• Goal:
Repeat, exactly and completely, the entries shown underneath.

• Data shown:
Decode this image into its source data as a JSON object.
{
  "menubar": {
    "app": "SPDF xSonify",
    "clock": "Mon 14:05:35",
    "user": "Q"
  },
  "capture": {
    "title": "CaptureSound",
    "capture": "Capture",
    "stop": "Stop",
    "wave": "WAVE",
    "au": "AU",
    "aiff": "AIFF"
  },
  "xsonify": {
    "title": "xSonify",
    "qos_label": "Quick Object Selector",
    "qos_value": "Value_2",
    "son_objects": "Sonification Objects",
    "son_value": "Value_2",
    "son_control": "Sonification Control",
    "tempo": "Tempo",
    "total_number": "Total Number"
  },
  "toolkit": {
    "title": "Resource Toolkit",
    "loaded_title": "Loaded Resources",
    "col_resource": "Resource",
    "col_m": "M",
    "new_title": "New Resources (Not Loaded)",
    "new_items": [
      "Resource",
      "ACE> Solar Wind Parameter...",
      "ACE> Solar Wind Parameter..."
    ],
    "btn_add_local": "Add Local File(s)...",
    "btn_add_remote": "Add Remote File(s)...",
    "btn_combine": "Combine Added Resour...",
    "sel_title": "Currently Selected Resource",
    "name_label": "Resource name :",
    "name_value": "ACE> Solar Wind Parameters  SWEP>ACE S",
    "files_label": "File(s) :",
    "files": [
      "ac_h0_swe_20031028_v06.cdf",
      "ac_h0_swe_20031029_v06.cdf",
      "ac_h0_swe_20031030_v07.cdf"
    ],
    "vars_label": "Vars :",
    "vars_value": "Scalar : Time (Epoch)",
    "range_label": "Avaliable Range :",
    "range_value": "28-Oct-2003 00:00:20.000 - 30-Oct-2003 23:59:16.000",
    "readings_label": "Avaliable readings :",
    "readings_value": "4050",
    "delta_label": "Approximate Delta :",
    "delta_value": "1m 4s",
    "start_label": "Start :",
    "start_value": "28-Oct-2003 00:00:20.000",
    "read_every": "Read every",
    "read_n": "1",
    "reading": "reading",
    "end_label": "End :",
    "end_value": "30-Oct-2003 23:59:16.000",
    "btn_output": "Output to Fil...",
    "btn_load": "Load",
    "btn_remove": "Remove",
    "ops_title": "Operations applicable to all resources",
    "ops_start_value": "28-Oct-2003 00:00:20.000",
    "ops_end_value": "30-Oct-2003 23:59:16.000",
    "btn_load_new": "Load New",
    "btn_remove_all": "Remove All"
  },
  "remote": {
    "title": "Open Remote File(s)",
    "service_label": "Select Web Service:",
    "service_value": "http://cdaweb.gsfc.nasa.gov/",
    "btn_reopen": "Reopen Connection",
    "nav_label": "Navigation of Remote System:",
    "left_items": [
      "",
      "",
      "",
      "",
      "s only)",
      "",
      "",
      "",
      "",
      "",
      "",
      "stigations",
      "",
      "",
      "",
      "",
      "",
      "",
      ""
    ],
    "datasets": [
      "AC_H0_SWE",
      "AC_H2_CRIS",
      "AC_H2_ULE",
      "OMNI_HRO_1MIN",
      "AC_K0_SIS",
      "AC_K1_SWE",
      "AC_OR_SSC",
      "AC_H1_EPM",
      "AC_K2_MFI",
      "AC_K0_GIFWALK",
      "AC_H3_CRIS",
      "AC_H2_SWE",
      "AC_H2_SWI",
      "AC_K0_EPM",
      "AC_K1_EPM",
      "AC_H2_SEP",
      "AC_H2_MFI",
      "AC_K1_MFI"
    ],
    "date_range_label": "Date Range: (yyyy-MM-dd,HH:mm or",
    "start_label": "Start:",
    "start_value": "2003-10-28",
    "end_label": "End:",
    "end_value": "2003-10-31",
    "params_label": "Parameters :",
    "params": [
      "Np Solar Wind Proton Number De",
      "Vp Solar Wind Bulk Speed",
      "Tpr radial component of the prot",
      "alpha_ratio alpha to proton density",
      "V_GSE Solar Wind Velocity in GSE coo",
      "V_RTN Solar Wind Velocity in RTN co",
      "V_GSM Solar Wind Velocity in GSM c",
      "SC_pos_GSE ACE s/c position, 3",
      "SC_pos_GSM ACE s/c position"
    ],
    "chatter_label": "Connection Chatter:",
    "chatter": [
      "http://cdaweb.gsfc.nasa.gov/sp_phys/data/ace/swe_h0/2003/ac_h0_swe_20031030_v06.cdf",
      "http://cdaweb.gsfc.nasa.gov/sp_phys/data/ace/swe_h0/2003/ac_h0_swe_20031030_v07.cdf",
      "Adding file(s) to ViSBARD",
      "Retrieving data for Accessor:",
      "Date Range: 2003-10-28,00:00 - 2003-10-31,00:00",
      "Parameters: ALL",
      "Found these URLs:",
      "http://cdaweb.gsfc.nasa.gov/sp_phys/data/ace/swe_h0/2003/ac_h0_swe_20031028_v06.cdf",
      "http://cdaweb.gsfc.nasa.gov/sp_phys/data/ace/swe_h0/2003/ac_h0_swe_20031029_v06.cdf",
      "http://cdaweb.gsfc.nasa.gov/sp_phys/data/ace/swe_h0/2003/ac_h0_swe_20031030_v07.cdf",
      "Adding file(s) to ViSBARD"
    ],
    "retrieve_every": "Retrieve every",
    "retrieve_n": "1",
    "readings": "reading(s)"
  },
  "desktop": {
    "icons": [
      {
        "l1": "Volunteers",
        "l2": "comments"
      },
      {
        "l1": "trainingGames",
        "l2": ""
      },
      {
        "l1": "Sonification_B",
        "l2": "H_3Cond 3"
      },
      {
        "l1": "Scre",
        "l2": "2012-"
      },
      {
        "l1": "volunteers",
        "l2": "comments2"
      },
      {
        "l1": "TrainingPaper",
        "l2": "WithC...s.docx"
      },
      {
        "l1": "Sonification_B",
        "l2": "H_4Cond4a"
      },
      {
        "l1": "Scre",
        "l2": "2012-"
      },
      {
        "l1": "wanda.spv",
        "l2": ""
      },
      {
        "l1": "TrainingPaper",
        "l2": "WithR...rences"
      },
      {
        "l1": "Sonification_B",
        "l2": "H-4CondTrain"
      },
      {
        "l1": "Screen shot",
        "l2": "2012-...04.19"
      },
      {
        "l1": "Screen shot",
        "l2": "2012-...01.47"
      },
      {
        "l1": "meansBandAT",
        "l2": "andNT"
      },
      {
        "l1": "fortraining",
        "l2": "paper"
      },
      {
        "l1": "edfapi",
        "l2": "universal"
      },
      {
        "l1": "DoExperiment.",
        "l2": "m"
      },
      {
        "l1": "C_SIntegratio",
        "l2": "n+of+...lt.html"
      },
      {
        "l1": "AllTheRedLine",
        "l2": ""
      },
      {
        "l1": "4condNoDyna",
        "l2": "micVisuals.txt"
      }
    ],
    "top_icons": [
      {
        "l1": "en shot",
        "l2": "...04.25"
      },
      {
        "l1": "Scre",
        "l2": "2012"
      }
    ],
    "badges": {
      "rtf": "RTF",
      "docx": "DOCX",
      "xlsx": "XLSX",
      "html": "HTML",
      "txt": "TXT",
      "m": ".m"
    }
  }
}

• Task solution:
Decode this image into its source data as a JSON object.
{
  "menubar": {
    "app": "SPDF xSonify",
    "clock": "Mon 14:05:35",
    "user": "Q"
  },
  "capture": {
    "title": "CaptureSound",
    "capture": "Capture",
    "stop": "Stop",
    "wave": "WAVE",
    "au": "AU",
    "aiff": "AIFF"
  },
  "xsonify": {
    "title": "xSonify",
    "qos_label": "Quick Object Selector",
    "qos_value": "Value_2",
    "son_objects": "Sonification Objects",
    "son_value": "Value_2",
    "son_control": "Sonification Control",
    "tempo": "Tempo",
    "total_number": "Total Number"
  },
  "toolkit": {
    "title": "Resource Toolkit",
    "loaded_title": "Loaded Resources",
    "col_resource": "Resource",
    "col_m": "M",
    "new_title": "New Resources (Not Loaded)",
    "new_items": [
      "Resource",
      "ACE> Solar Wind Parameter...",
      "ACE> Solar Wind Parameter..."
    ],
    "btn_add_local": "Add Local File(s)...",
    "btn_add_remote": "Add Remote File(s)...",
    "btn_combine": "Combine Added Resour...",
    "sel_title": "Currently Selected Resource",
    "name_label": "Resource name :",
    "name_value": "ACE> Solar Wind Parameters  SWEP>ACE S",
    "files_label": "File(s) :",
    "files": [
      "ac_h0_swe_20031028_v06.cdf",
      "ac_h0_swe_20031029_v06.cdf",
      "ac_h0_swe_20031030_v07.cdf"
    ],
    "vars_label": "Vars :",
    "vars_value": "Scalar : Time (Epoch)",
    "range_label": "Avaliable Range :",
    "range_value": "28-Oct-2003 00:00:20.000 - 30-Oct-2003 23:59:16.000",
    "readings_label": "Avaliable readings :",
    "readings_value": "4050",
    "delta_label": "Approximate Delta :",
    "delta_value": "1m 4s",
    "start_label": "Start :",
    "start_value": "28-Oct-2003 00:00:20.000",
    "read_every": "Read every",
    "read_n": "1",
    "reading": "reading",
    "end_label": "End :",
    "end_value": "30-Oct-2003 23:59:16.000",
    "btn_output": "Output to Fil...",
    "btn_load": "Load",
    "btn_remove": "Remove",
    "ops_title": "Operations applicable to all resources",
    "ops_start_value": "28-Oct-2003 00:00:20.000",
    "ops_end_value": "30-Oct-2003 23:59:16.000",
    "btn_load_new": "Load New",
    "btn_remove_all": "Remove All"
  },
  "remote": {
    "title": "Open Remote File(s)",
    "service_label": "Select Web Service:",
    "service_value": "http://cdaweb.gsfc.nasa.gov/",
    "btn_reopen": "Reopen Connection",
    "nav_label": "Navigation of Remote System:",
    "left_items": [
      "",
      "",
      "",
      "",
      "s only)",
      "",
      "",
      "",
      "",
      "",
      "",
      "stigations",
      "",
      "",
      "",
      "",
      "",
      "",
      ""
    ],
    "datasets": [
      "AC_H0_SWE",
      "AC_H2_CRIS",
      "AC_H2_ULE",
      "OMNI_HRO_1MIN",
      "AC_K0_SIS",
      "AC_K1_SWE",
      "AC_OR_SSC",
      "AC_H1_EPM",
      "AC_K2_MFI",
      "AC_K0_GIFWALK",
      "AC_H3_CRIS",
      "AC_H2_SWE",
      "AC_H2_SWI",
      "AC_K0_EPM",
      "AC_K1_EPM",
      "AC_H2_SEP",
      "AC_H2_MFI",
      "AC_K1_MFI"
    ],
    "date_range_label": "Date Range: (yyyy-MM-dd,HH:mm or",
    "start_label": "Start:",
    "start_value": "2003-10-28",
    "end_label": "End:",
    "end_value": "2003-10-31",
    "params_label": "Parameters :",
    "params": [
      "Np Solar Wind Proton Number De",
      "Vp Solar Wind Bulk Speed",
      "Tpr radial component of the prot",
      "alpha_ratio alpha to proton density",
      "V_GSE Solar Wind Velocity in GSE coo",
      "V_RTN Solar Wind Velocity in RTN co",
      "V_GSM Solar Wind Velocity in GSM c",
      "SC_pos_GSE ACE s/c position, 3",
      "SC_pos_GSM ACE s/c position"
    ],
    "chatter_label": "Connection Chatter:",
    "chatter": [
      "http://cdaweb.gsfc.nasa.gov/sp_phys/data/ace/swe_h0/2003/ac_h0_swe_20031030_v06.cdf",
      "http://cdaweb.gsfc.nasa.gov/sp_phys/data/ace/swe_h0/2003/ac_h0_swe_20031030_v07.cdf",
      "Adding file(s) to ViSBARD",
      "Retrieving data for Accessor:",
      "Date Range: 2003-10-28,00:00 - 2003-10-31,00:00",
      "Parameters: ALL",
      "Found these URLs:",
      "http://cdaweb.gsfc.nasa.gov/sp_phys/data/ace/swe_h0/2003/ac_h0_swe_20031028_v06.cdf",
      "http://cdaweb.gsfc.nasa.gov/sp_phys/data/ace/swe_h0/2003/ac_h0_swe_20031029_v06.cdf",
      "http://cdaweb.gsfc.nasa.gov/sp_phys/data/ace/swe_h0/2003/ac_h0_swe_20031030_v07.cdf",
      "Adding file(s) to ViSBARD"
    ],
    "retrieve_every": "Retrieve every",
    "retrieve_n": "1",
    "readings": "reading(s)"
  },
  "desktop": {
    "icons": [
      {
        "l1": "Volunteers",
        "l2": "comments"
      },
      {
        "l1": "trainingGames",
        "l2": ""
      },
      {
        "l1": "Sonification_B",
        "l2": "H_3Cond 3"
      },
      {
        "l1": "Scre",
        "l2": "2012-"
      },
      {
        "l1": "volunteers",
        "l2": "comments2"
      },
      {
        "l1": "TrainingPaper",
        "l2": "WithC...s.docx"
      },
      {
        "l1": "Sonification_B",
        "l2": "H_4Cond4a"
      },
      {
        "l1": "Scre",
        "l2": "2012-"
      },
      {
        "l1": "wanda.spv",
        "l2": ""
      },
      {
        "l1": "TrainingPaper",
        "l2": "WithR...rences"
      },
      {
        "l1": "Sonification_B",
        "l2": "H-4CondTrain"
      },
      {
        "l1": "Screen shot",
        "l2": "2012-...04.19"
      },
      {
        "l1": "Screen shot",
        "l2": "2012-...01.47"
      },
      {
        "l1": "meansBandAT",
        "l2": "andNT"
      },
      {
        "l1": "fortraining",
        "l2": "paper"
      },
      {
        "l1": "edfapi",
        "l2": "universal"
      },
      {
        "l1": "DoExperiment.",
        "l2": "m"
      },
      {
        "l1": "C_SIntegratio",
        "l2": "n+of+...lt.html"
      },
      {
        "l1": "AllTheRedLine",
        "l2": ""
      },
      {
        "l1": "4condNoDyna",
        "l2": "micVisuals.txt"
      }
    ],
    "top_icons": [
      {
        "l1": "en shot",
        "l2": "...04.25"
      },
      {
        "l1": "Scre",
        "l2": "2012"
      }
    ],
    "badges": {
      "rtf": "RTF",
      "docx": "DOCX",
      "xlsx": "XLSX",
      "html": "HTML",
      "txt": "TXT",
      "m": ".m"
    }
  }
}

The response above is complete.